▶ _WORK TO DO_
Every entry below should be transcribed exactly; pictures stay out of the copy.

========================

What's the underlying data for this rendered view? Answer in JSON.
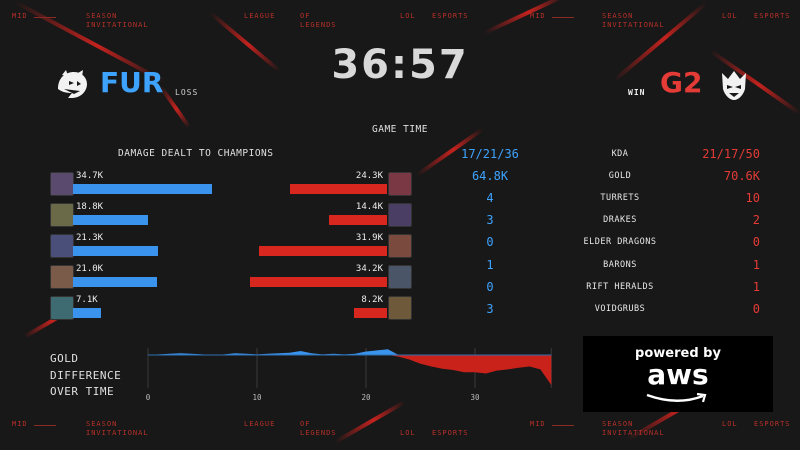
{
  "band": {
    "mid": "MID",
    "season": "SEASON",
    "invitational": "INVITATIONAL",
    "league": "LEAGUE",
    "of": "OF",
    "legends": "LEGENDS",
    "lol": "LOL",
    "esports": "ESPORTS"
  },
  "header": {
    "left_team": {
      "abbr": "FUR",
      "result": "LOSS",
      "color": "#3ea3ff",
      "logo": "panther-logo-icon"
    },
    "right_team": {
      "abbr": "G2",
      "result": "WIN",
      "color": "#e43b36",
      "logo": "g2-samurai-logo-icon"
    },
    "timer": "36:57",
    "timer_label": "GAME TIME"
  },
  "damage": {
    "title": "DAMAGE DEALT TO CHAMPIONS",
    "left": [
      {
        "value": "34.7K",
        "amount": 34.7
      },
      {
        "value": "18.8K",
        "amount": 18.8
      },
      {
        "value": "21.3K",
        "amount": 21.3
      },
      {
        "value": "21.0K",
        "amount": 21.0
      },
      {
        "value": "7.1K",
        "amount": 7.1
      }
    ],
    "right": [
      {
        "value": "24.3K",
        "amount": 24.3
      },
      {
        "value": "14.4K",
        "amount": 14.4
      },
      {
        "value": "31.9K",
        "amount": 31.9
      },
      {
        "value": "34.2K",
        "amount": 34.2
      },
      {
        "value": "8.2K",
        "amount": 8.2
      }
    ]
  },
  "stats": [
    {
      "left": "17/21/36",
      "label": "KDA",
      "right": "21/17/50"
    },
    {
      "left": "64.8K",
      "label": "GOLD",
      "right": "70.6K"
    },
    {
      "left": "4",
      "label": "TURRETS",
      "right": "10"
    },
    {
      "left": "3",
      "label": "DRAKES",
      "right": "2"
    },
    {
      "left": "0",
      "label": "ELDER DRAGONS",
      "right": "0"
    },
    {
      "left": "1",
      "label": "BARONS",
      "right": "1"
    },
    {
      "left": "0",
      "label": "RIFT HERALDS",
      "right": "1"
    },
    {
      "left": "3",
      "label": "VOIDGRUBS",
      "right": "0"
    }
  ],
  "gold_diff": {
    "label_line1": "GOLD",
    "label_line2": "DIFFERENCE",
    "label_line3": "OVER TIME",
    "ticks": [
      "0",
      "10",
      "20",
      "30"
    ],
    "minutes": [
      0,
      1,
      2,
      3,
      4,
      5,
      6,
      7,
      8,
      9,
      10,
      11,
      12,
      13,
      14,
      15,
      16,
      17,
      18,
      19,
      20,
      21,
      22,
      23,
      24,
      25,
      26,
      27,
      28,
      29,
      30,
      31,
      32,
      33,
      34,
      35,
      36,
      37
    ],
    "diff": [
      0,
      100,
      200,
      300,
      200,
      100,
      0,
      100,
      300,
      200,
      100,
      200,
      300,
      400,
      700,
      300,
      100,
      200,
      100,
      200,
      600,
      800,
      1000,
      -300,
      -800,
      -1500,
      -2000,
      -2400,
      -2600,
      -3000,
      -3000,
      -3200,
      -2700,
      -2500,
      -2200,
      -2000,
      -2500,
      -5200
    ]
  },
  "sponsor": {
    "line1": "powered by",
    "line2": "aws"
  }
}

========================

▶ _RESPONSE TO THE TASK_
What's the underlying data for this rendered view? Answer in JSON.
{
  "band": {
    "mid": "MID",
    "season": "SEASON",
    "invitational": "INVITATIONAL",
    "league": "LEAGUE",
    "of": "OF",
    "legends": "LEGENDS",
    "lol": "LOL",
    "esports": "ESPORTS"
  },
  "header": {
    "left_team": {
      "abbr": "FUR",
      "result": "LOSS",
      "color": "#3ea3ff",
      "logo": "panther-logo-icon"
    },
    "right_team": {
      "abbr": "G2",
      "result": "WIN",
      "color": "#e43b36",
      "logo": "g2-samurai-logo-icon"
    },
    "timer": "36:57",
    "timer_label": "GAME TIME"
  },
  "damage": {
    "title": "DAMAGE DEALT TO CHAMPIONS",
    "left": [
      {
        "value": "34.7K",
        "amount": 34.7
      },
      {
        "value": "18.8K",
        "amount": 18.8
      },
      {
        "value": "21.3K",
        "amount": 21.3
      },
      {
        "value": "21.0K",
        "amount": 21.0
      },
      {
        "value": "7.1K",
        "amount": 7.1
      }
    ],
    "right": [
      {
        "value": "24.3K",
        "amount": 24.3
      },
      {
        "value": "14.4K",
        "amount": 14.4
      },
      {
        "value": "31.9K",
        "amount": 31.9
      },
      {
        "value": "34.2K",
        "amount": 34.2
      },
      {
        "value": "8.2K",
        "amount": 8.2
      }
    ]
  },
  "stats": [
    {
      "left": "17/21/36",
      "label": "KDA",
      "right": "21/17/50"
    },
    {
      "left": "64.8K",
      "label": "GOLD",
      "right": "70.6K"
    },
    {
      "left": "4",
      "label": "TURRETS",
      "right": "10"
    },
    {
      "left": "3",
      "label": "DRAKES",
      "right": "2"
    },
    {
      "left": "0",
      "label": "ELDER DRAGONS",
      "right": "0"
    },
    {
      "left": "1",
      "label": "BARONS",
      "right": "1"
    },
    {
      "left": "0",
      "label": "RIFT HERALDS",
      "right": "1"
    },
    {
      "left": "3",
      "label": "VOIDGRUBS",
      "right": "0"
    }
  ],
  "gold_diff": {
    "label_line1": "GOLD",
    "label_line2": "DIFFERENCE",
    "label_line3": "OVER TIME",
    "ticks": [
      "0",
      "10",
      "20",
      "30"
    ],
    "minutes": [
      0,
      1,
      2,
      3,
      4,
      5,
      6,
      7,
      8,
      9,
      10,
      11,
      12,
      13,
      14,
      15,
      16,
      17,
      18,
      19,
      20,
      21,
      22,
      23,
      24,
      25,
      26,
      27,
      28,
      29,
      30,
      31,
      32,
      33,
      34,
      35,
      36,
      37
    ],
    "diff": [
      0,
      100,
      200,
      300,
      200,
      100,
      0,
      100,
      300,
      200,
      100,
      200,
      300,
      400,
      700,
      300,
      100,
      200,
      100,
      200,
      600,
      800,
      1000,
      -300,
      -800,
      -1500,
      -2000,
      -2400,
      -2600,
      -3000,
      -3000,
      -3200,
      -2700,
      -2500,
      -2200,
      -2000,
      -2500,
      -5200
    ]
  },
  "sponsor": {
    "line1": "powered by",
    "line2": "aws"
  }
}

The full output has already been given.